Dataset records:
──────
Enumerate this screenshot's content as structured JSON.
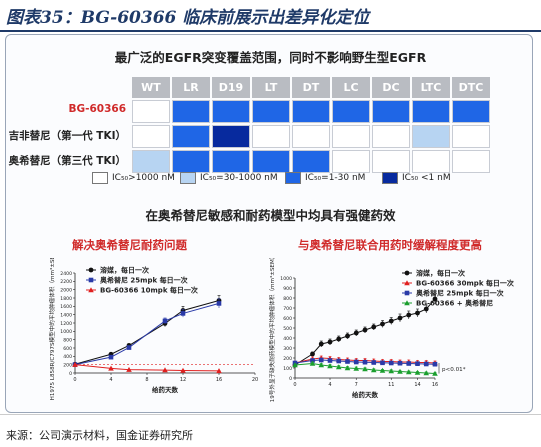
{
  "page_title": "图表35：BG-60366 临床前展示出差异化定位",
  "heatmap_title": "最广泛的EGFR突变覆盖范围，同时不影响野生型EGFR",
  "section_title": "在奥希替尼敏感和耐药模型中均具有强健药效",
  "colors": {
    "c0": "#ffffff",
    "c1": "#b7d4f2",
    "c2": "#1f66e6",
    "c3": "#072a9e"
  },
  "heatmap": {
    "columns": [
      "WT",
      "LR",
      "D19",
      "LT",
      "DT",
      "LC",
      "DC",
      "LTC",
      "DTC"
    ],
    "rows": [
      {
        "label": "BG-60366",
        "label_color": "#d02a2a",
        "levels": [
          0,
          2,
          2,
          2,
          2,
          2,
          2,
          2,
          2
        ]
      },
      {
        "label": "吉非替尼（第一代 TKI）",
        "label_color": "#222222",
        "levels": [
          0,
          2,
          3,
          0,
          0,
          0,
          0,
          1,
          0
        ]
      },
      {
        "label": "奥希替尼（第三代 TKI）",
        "label_color": "#222222",
        "levels": [
          1,
          2,
          2,
          2,
          2,
          0,
          0,
          0,
          0
        ]
      }
    ],
    "legend": [
      {
        "label": "IC₅₀>1000 nM",
        "level": 0
      },
      {
        "label": "IC₅₀=30-1000 nM",
        "level": 1
      },
      {
        "label": "IC₅₀=1-30 nM",
        "level": 2
      },
      {
        "label": "IC₅₀ <1 nM",
        "level": 3
      }
    ]
  },
  "chart_data": [
    {
      "type": "line",
      "subtitle": "解决奥希替尼耐药问题",
      "xlabel": "给药天数",
      "ylabel": "H1975 L858R/C797S模型中的平均肿瘤体积（mm³±SEM）",
      "xlim": [
        0,
        20
      ],
      "ylim": [
        0,
        2400
      ],
      "xticks": [
        0,
        4,
        8,
        12,
        16,
        20
      ],
      "yticks": [
        0,
        200,
        400,
        600,
        800,
        1000,
        1200,
        1400,
        1600,
        1800,
        2000,
        2200,
        2400
      ],
      "series": [
        {
          "name": "溶媒，每日一次",
          "color": "#111111",
          "marker": "circle",
          "x": [
            0,
            4,
            6,
            10,
            12,
            16
          ],
          "y": [
            210,
            450,
            660,
            1190,
            1500,
            1740
          ],
          "err": [
            15,
            30,
            45,
            80,
            100,
            120
          ]
        },
        {
          "name": "奥希替尼 25mpk 每日一次",
          "color": "#2a3aa8",
          "marker": "square",
          "x": [
            0,
            4,
            6,
            10,
            12,
            16
          ],
          "y": [
            200,
            380,
            610,
            1250,
            1430,
            1670
          ],
          "err": [
            15,
            30,
            40,
            70,
            90,
            110
          ]
        },
        {
          "name": "BG-60366 10mpk 每日一次",
          "color": "#e02020",
          "marker": "triangle",
          "x": [
            0,
            4,
            6,
            10,
            12,
            16
          ],
          "y": [
            200,
            110,
            80,
            70,
            60,
            50
          ],
          "err": [
            10,
            10,
            8,
            8,
            8,
            8
          ]
        }
      ]
    },
    {
      "type": "line",
      "subtitle": "与奥希替尼联合用药时缓解程度更高",
      "xlabel": "给药天数",
      "ylabel": "19号外显子缺失耐药模型中的平均肿瘤体积（mm³±SEM）",
      "xlim": [
        0,
        16
      ],
      "ylim": [
        0,
        1000
      ],
      "xticks": [
        0,
        4,
        7,
        11,
        14,
        16
      ],
      "yticks": [
        0,
        100,
        200,
        300,
        400,
        500,
        600,
        700,
        800,
        900,
        1000
      ],
      "annotation": "p<0.01*",
      "series": [
        {
          "name": "溶媒，每日一次",
          "color": "#111111",
          "marker": "circle",
          "x": [
            0,
            2,
            3,
            4,
            5,
            6,
            7,
            8,
            9,
            10,
            11,
            12,
            13,
            14,
            15,
            16
          ],
          "y": [
            130,
            240,
            340,
            360,
            390,
            420,
            450,
            480,
            510,
            540,
            570,
            600,
            630,
            650,
            690,
            790
          ],
          "err": [
            10,
            20,
            30,
            30,
            30,
            30,
            30,
            30,
            30,
            35,
            35,
            40,
            40,
            40,
            40,
            50
          ]
        },
        {
          "name": "BG-60366 30mpk 每日一次",
          "color": "#e02020",
          "marker": "triangle",
          "x": [
            0,
            2,
            3,
            4,
            5,
            6,
            7,
            8,
            9,
            10,
            11,
            12,
            13,
            14,
            15,
            16
          ],
          "y": [
            150,
            190,
            200,
            195,
            185,
            180,
            175,
            175,
            170,
            165,
            165,
            160,
            160,
            155,
            155,
            150
          ],
          "err": [
            10,
            20,
            20,
            20,
            20,
            20,
            20,
            20,
            20,
            20,
            20,
            20,
            20,
            20,
            20,
            20
          ]
        },
        {
          "name": "奥希替尼 25mpk 每日一次",
          "color": "#2a3aa8",
          "marker": "square",
          "x": [
            0,
            2,
            3,
            4,
            5,
            6,
            7,
            8,
            9,
            10,
            11,
            12,
            13,
            14,
            15,
            16
          ],
          "y": [
            150,
            175,
            180,
            175,
            170,
            165,
            160,
            158,
            155,
            152,
            150,
            148,
            145,
            143,
            140,
            138
          ],
          "err": [
            10,
            15,
            15,
            15,
            15,
            15,
            15,
            15,
            15,
            15,
            15,
            15,
            15,
            15,
            15,
            15
          ]
        },
        {
          "name": "BG-60366 + 奥希替尼",
          "color": "#1a9e2e",
          "marker": "triangle",
          "x": [
            0,
            2,
            3,
            4,
            5,
            6,
            7,
            8,
            9,
            10,
            11,
            12,
            13,
            14,
            15,
            16
          ],
          "y": [
            130,
            145,
            130,
            120,
            110,
            100,
            95,
            90,
            80,
            75,
            70,
            65,
            60,
            55,
            50,
            45
          ],
          "err": [
            10,
            15,
            15,
            15,
            15,
            15,
            15,
            12,
            12,
            12,
            12,
            10,
            10,
            10,
            10,
            10
          ]
        }
      ]
    }
  ],
  "footer": "来源：公司演示材料，国金证券研究所"
}
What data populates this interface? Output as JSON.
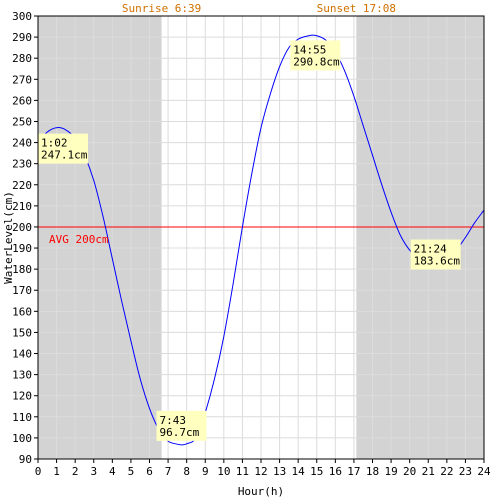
{
  "chart_data": {
    "type": "line",
    "title": "",
    "xlabel": "Hour(h)",
    "ylabel": "WaterLevel(cm)",
    "xlim": [
      0,
      24
    ],
    "ylim": [
      90,
      300
    ],
    "x_ticks": [
      0,
      1,
      2,
      3,
      4,
      5,
      6,
      7,
      8,
      9,
      10,
      11,
      12,
      13,
      14,
      15,
      16,
      17,
      18,
      19,
      20,
      21,
      22,
      23,
      24
    ],
    "y_ticks": [
      90,
      100,
      110,
      120,
      130,
      140,
      150,
      160,
      170,
      180,
      190,
      200,
      210,
      220,
      230,
      240,
      250,
      260,
      270,
      280,
      290,
      300
    ],
    "grid": true,
    "sunrise": {
      "label": "Sunrise 6:39",
      "hour": 6.65
    },
    "sunset": {
      "label": "Sunset 17:08",
      "hour": 17.13
    },
    "average": {
      "label": "AVG 200cm",
      "value": 200
    },
    "series": [
      {
        "name": "",
        "x": [
          0,
          0.5,
          1.03,
          1.5,
          2,
          2.5,
          3,
          3.5,
          4,
          4.5,
          5,
          5.5,
          6,
          6.5,
          7,
          7.5,
          7.72,
          8,
          8.5,
          9,
          9.5,
          10,
          10.5,
          11,
          11.5,
          12,
          12.5,
          13,
          13.5,
          14,
          14.5,
          14.92,
          15.5,
          16,
          16.5,
          17,
          17.5,
          18,
          18.5,
          19,
          19.5,
          20,
          20.5,
          21,
          21.4,
          22,
          22.5,
          23,
          23.5,
          24
        ],
        "values": [
          240,
          245,
          247.1,
          246,
          242,
          234,
          222,
          205,
          185,
          165,
          146,
          128,
          114,
          104,
          98.5,
          97,
          96.7,
          97.2,
          100,
          112,
          128,
          148,
          173,
          200,
          225,
          247,
          263,
          276,
          285,
          289,
          290.5,
          290.8,
          288.5,
          283,
          274,
          262,
          248,
          234,
          220,
          207,
          196,
          189,
          185,
          183.8,
          183.6,
          185,
          189,
          195,
          202,
          208
        ]
      }
    ],
    "annotations": [
      {
        "time": "1:02",
        "value_label": "247.1cm",
        "x": 1.03,
        "y": 247.1
      },
      {
        "time": "7:43",
        "value_label": "96.7cm",
        "x": 7.72,
        "y": 96.7
      },
      {
        "time": "14:55",
        "value_label": "290.8cm",
        "x": 14.92,
        "y": 290.8
      },
      {
        "time": "21:24",
        "value_label": "183.6cm",
        "x": 21.4,
        "y": 183.6
      }
    ],
    "colors": {
      "line": "#0000ff",
      "average": "#ff0000",
      "night": "#d3d3d3",
      "grid": "#dcdcdc",
      "sun_label": "#d07000",
      "annotation_bg": "#ffffc0",
      "axis_text": "#000000"
    }
  }
}
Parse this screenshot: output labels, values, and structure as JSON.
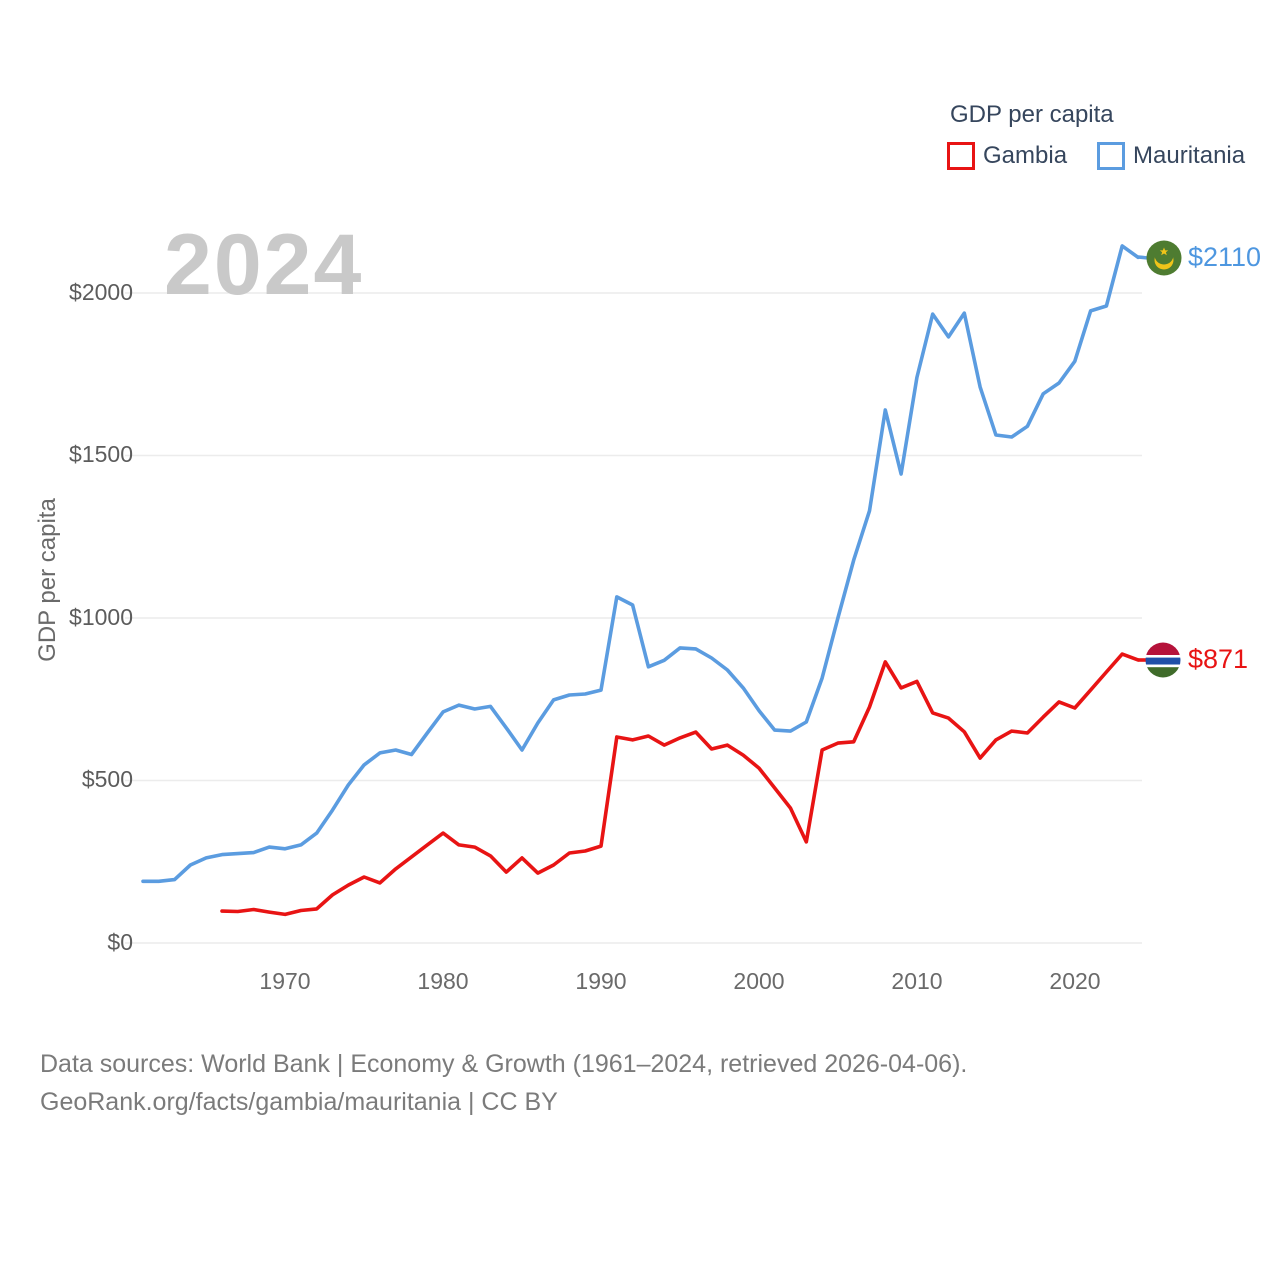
{
  "legend": {
    "title": "GDP per capita",
    "items": [
      {
        "label": "Gambia",
        "color": "#e81414"
      },
      {
        "label": "Mauritania",
        "color": "#5b9ce0"
      }
    ]
  },
  "watermark": "2024",
  "y_axis": {
    "label": "GDP per capita",
    "ticks": [
      "$0",
      "$500",
      "$1000",
      "$1500",
      "$2000"
    ]
  },
  "x_axis": {
    "ticks": [
      "1970",
      "1980",
      "1990",
      "2000",
      "2010",
      "2020"
    ]
  },
  "end_labels": {
    "mauritania": "$2110",
    "gambia": "$871"
  },
  "footer": {
    "line1": "Data sources: World Bank | Economy & Growth (1961–2024, retrieved 2026-04-06).",
    "line2": "GeoRank.org/facts/gambia/mauritania | CC BY"
  },
  "chart_data": {
    "type": "line",
    "title": "GDP per capita",
    "ylabel": "GDP per capita",
    "xlim": [
      1961,
      2024
    ],
    "ylim": [
      0,
      2200
    ],
    "y_gridlines": [
      0,
      500,
      1000,
      1500,
      2000
    ],
    "x_tick_years": [
      1970,
      1980,
      1990,
      2000,
      2010,
      2020
    ],
    "grid": true,
    "legend_position": "top-right",
    "series": [
      {
        "name": "Mauritania",
        "color": "#5b9ce0",
        "start_year": 1961,
        "end_year": 2024,
        "final_value": 2110,
        "values": [
          190,
          190,
          195,
          240,
          262,
          272,
          275,
          278,
          295,
          290,
          302,
          338,
          409,
          486,
          548,
          585,
          594,
          580,
          646,
          711,
          732,
          720,
          728,
          662,
          594,
          677,
          748,
          763,
          766,
          778,
          1065,
          1040,
          850,
          870,
          908,
          905,
          877,
          840,
          785,
          715,
          655,
          652,
          680,
          815,
          1000,
          1178,
          1330,
          1640,
          1443,
          1740,
          1935,
          1865,
          1938,
          1711,
          1563,
          1557,
          1590,
          1690,
          1723,
          1790,
          1945,
          1960,
          2145,
          2110
        ]
      },
      {
        "name": "Gambia",
        "color": "#e81414",
        "start_year": 1966,
        "end_year": 2024,
        "final_value": 871,
        "values": [
          98,
          97,
          103,
          95,
          88,
          100,
          105,
          148,
          178,
          203,
          185,
          228,
          265,
          302,
          338,
          302,
          295,
          268,
          218,
          262,
          215,
          240,
          277,
          283,
          298,
          634,
          625,
          637,
          609,
          631,
          649,
          597,
          609,
          578,
          538,
          477,
          415,
          311,
          594,
          615,
          619,
          726,
          865,
          785,
          805,
          708,
          692,
          650,
          569,
          625,
          652,
          646,
          695,
          742,
          723,
          778,
          834,
          889,
          871
        ]
      }
    ]
  }
}
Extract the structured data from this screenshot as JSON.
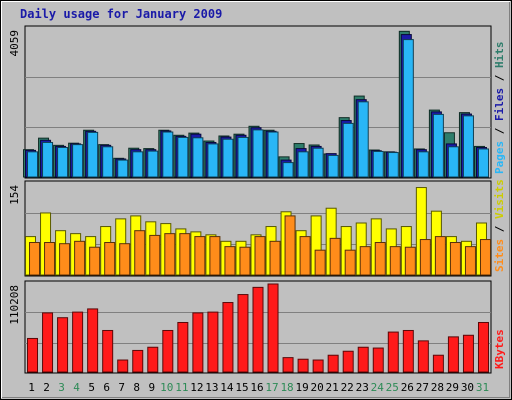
{
  "chart_data": [
    {
      "type": "bar",
      "title": "Daily usage for January 2009",
      "categories": [
        "1",
        "2",
        "3",
        "4",
        "5",
        "6",
        "7",
        "8",
        "9",
        "10",
        "11",
        "12",
        "13",
        "14",
        "15",
        "16",
        "17",
        "18",
        "19",
        "20",
        "21",
        "22",
        "23",
        "24",
        "25",
        "26",
        "27",
        "28",
        "29",
        "30",
        "31"
      ],
      "weekend_days": [
        "3",
        "4",
        "10",
        "11",
        "17",
        "18",
        "24",
        "25",
        "31"
      ],
      "ylim": [
        0,
        4059
      ],
      "y_tick_label": "4059",
      "right_label": {
        "parts": [
          "Pages",
          "Files",
          "Hits"
        ],
        "separator": " / "
      },
      "series": [
        {
          "name": "Hits",
          "color": "#2e7d6b",
          "values": [
            760,
            1080,
            880,
            940,
            1300,
            900,
            520,
            800,
            790,
            1300,
            1160,
            1220,
            1000,
            1140,
            1190,
            1410,
            1300,
            560,
            930,
            890,
            640,
            1650,
            2250,
            750,
            700,
            4050,
            780,
            1860,
            1230,
            1790,
            850
          ]
        },
        {
          "name": "Files",
          "color": "#1a1aa8",
          "values": [
            740,
            1020,
            850,
            920,
            1270,
            880,
            500,
            760,
            760,
            1280,
            1130,
            1190,
            960,
            1110,
            1160,
            1370,
            1270,
            470,
            790,
            850,
            650,
            1570,
            2150,
            730,
            690,
            3960,
            760,
            1810,
            920,
            1750,
            820
          ]
        },
        {
          "name": "Pages",
          "color": "#29b6f6",
          "values": [
            700,
            960,
            820,
            900,
            1240,
            840,
            470,
            700,
            720,
            1250,
            1100,
            1090,
            920,
            1050,
            1100,
            1310,
            1250,
            400,
            700,
            800,
            600,
            1490,
            2090,
            710,
            680,
            3820,
            700,
            1740,
            840,
            1700,
            780
          ]
        }
      ]
    },
    {
      "type": "bar",
      "categories": [
        "1",
        "2",
        "3",
        "4",
        "5",
        "6",
        "7",
        "8",
        "9",
        "10",
        "11",
        "12",
        "13",
        "14",
        "15",
        "16",
        "17",
        "18",
        "19",
        "20",
        "21",
        "22",
        "23",
        "24",
        "25",
        "26",
        "27",
        "28",
        "29",
        "30",
        "31"
      ],
      "ylim": [
        0,
        154
      ],
      "y_tick_label": "154",
      "right_label": {
        "parts": [
          "Sites",
          "Visits"
        ],
        "separator": " / "
      },
      "series": [
        {
          "name": "Visits",
          "color": "#ffff00",
          "values": [
            65,
            105,
            75,
            70,
            65,
            82,
            95,
            100,
            90,
            87,
            78,
            73,
            68,
            57,
            57,
            68,
            82,
            107,
            75,
            100,
            113,
            82,
            88,
            95,
            78,
            82,
            148,
            108,
            65,
            57,
            88
          ]
        },
        {
          "name": "Sites",
          "color": "#ff8c1a",
          "values": [
            55,
            55,
            53,
            57,
            47,
            55,
            53,
            75,
            67,
            70,
            70,
            65,
            65,
            48,
            47,
            65,
            57,
            100,
            65,
            42,
            62,
            42,
            48,
            55,
            48,
            47,
            60,
            65,
            55,
            48,
            60
          ]
        }
      ]
    },
    {
      "type": "bar",
      "categories": [
        "1",
        "2",
        "3",
        "4",
        "5",
        "6",
        "7",
        "8",
        "9",
        "10",
        "11",
        "12",
        "13",
        "14",
        "15",
        "16",
        "17",
        "18",
        "19",
        "20",
        "21",
        "22",
        "23",
        "24",
        "25",
        "26",
        "27",
        "28",
        "29",
        "30",
        "31"
      ],
      "ylim": [
        0,
        110208
      ],
      "y_tick_label": "110208",
      "right_label": {
        "parts": [
          "KBytes"
        ],
        "separator": ""
      },
      "series": [
        {
          "name": "KBytes",
          "color": "#ff1a1a",
          "values": [
            42000,
            74000,
            68000,
            75000,
            79000,
            52000,
            15000,
            27000,
            31000,
            52000,
            62000,
            74000,
            75000,
            87000,
            97000,
            106000,
            110208,
            18000,
            16000,
            15000,
            21000,
            26000,
            31000,
            30000,
            50000,
            52000,
            39000,
            21000,
            44000,
            46000,
            62000
          ]
        }
      ]
    }
  ]
}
──────
Written task:
Check all the records above and select each line where the string "this" is found.

Full answer:
Enumerate this screenshot's content as structured JSON.
What data populates this interface? Output as JSON.
Parse this screenshot: output labels, values, and structure as JSON.
Extract the structured data from this screenshot as JSON.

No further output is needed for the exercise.